> **Work required**
Reproduce the passage on IRA killings from 1969 to 1974 word for word, from start to finish.

> **Quoted passage**
········

Martin McGuinness claims he left the Provisional IRA in 1974. But in the five years he admits to membership -- from 1969 -- the terror group killed hundreds of people. Here we recall some of the most horrific murders.

On August 14, 1969, 26-year-old Protestant Herbert Roy was shot dead during sectarian clashes in West Belfast. There is some dispute as to whether he was the first civilian killed by the IRA during the Troubles.

There is less doubt that David Linton, a Protestant father of three, was shot dead by the IRA two days later at a tribal barricade in North Belfast.

Because a substantial number of killings remain disputed, it is impossible to put an exact figure on IRA victims, but the following 10 atrocities from the years 1969-1974 are beyond dispute.

November 16, 1971

Catholic Arthur McKenna (35) and his partner in petty crime Alexander McVicker were the first people shot by the IRA for criminality. They were involved in protection rackets, fencing, burglary and moneylending. McKenna had left home that afternoon telling his wife he'd finish the decorating after he'd fitted some fans in another house.

February 9, 1971

Orangeman John Aiken (52) was a labourer with seven children on a work contract with the BBC. Along with fellow labourers Harry Edgar and George Beck, they drove to check a damaged TV transmitter in Tyrone, along with English BBC technician Malcolm Henson who had just arrived in NI. The IRA had sabotaged the transmitter and left a roadside bomb primed with a tripwire. All four died in the explosion.

········

> **Provided data**
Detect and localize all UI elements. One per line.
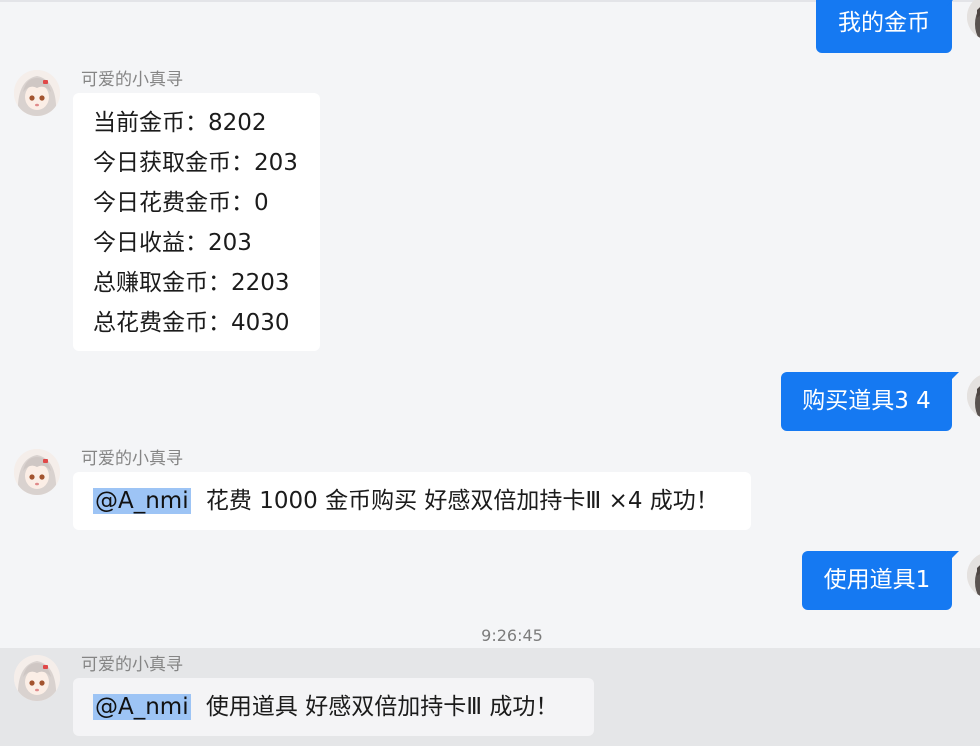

········

> **Written reply**
Martin McGuinness claims he left the Provisional IRA in 1974. But in the five years he admits to membership -- from 1969 -- the terror group killed hundreds of people. Here we recall some of the most horrific murders.

On August 14, 1969, 26-year-old Protestant Herbert Roy was shot dead during sectarian clashes in West Belfast. There is some dispute as to whether he was the first civilian killed by the IRA during the Troubles.

There is less doubt that David Linton, a Protestant father of three, was shot dead by the IRA two days later at a tribal barricade in North Belfast.

Because a substantial number of killings remain disputed, it is impossible to put an exact figure on IRA victims, but the following 10 atrocities from the years 1969-1974 are beyond dispute.

November 16, 1971

Catholic Arthur McKenna (35) and his partner in petty crime Alexander McVicker were the first people shot by the IRA for criminality. They were involved in protection rackets, fencing, burglary and moneylending. McKenna had left home that afternoon telling his wife he'd finish the decorating after he'd fitted some fans in another house.

February 9, 1971

Orangeman John Aiken (52) was a labourer with seven children on a work contract with the BBC. Along with fellow labourers Harry Edgar and George Beck, they drove to check a damaged TV transmitter in Tyrone, along with English BBC technician Malcolm Henson who had just arrived in NI. The IRA had sabotaged the transmitter and left a roadside bomb primed with a tripwire. All four died in the explosion.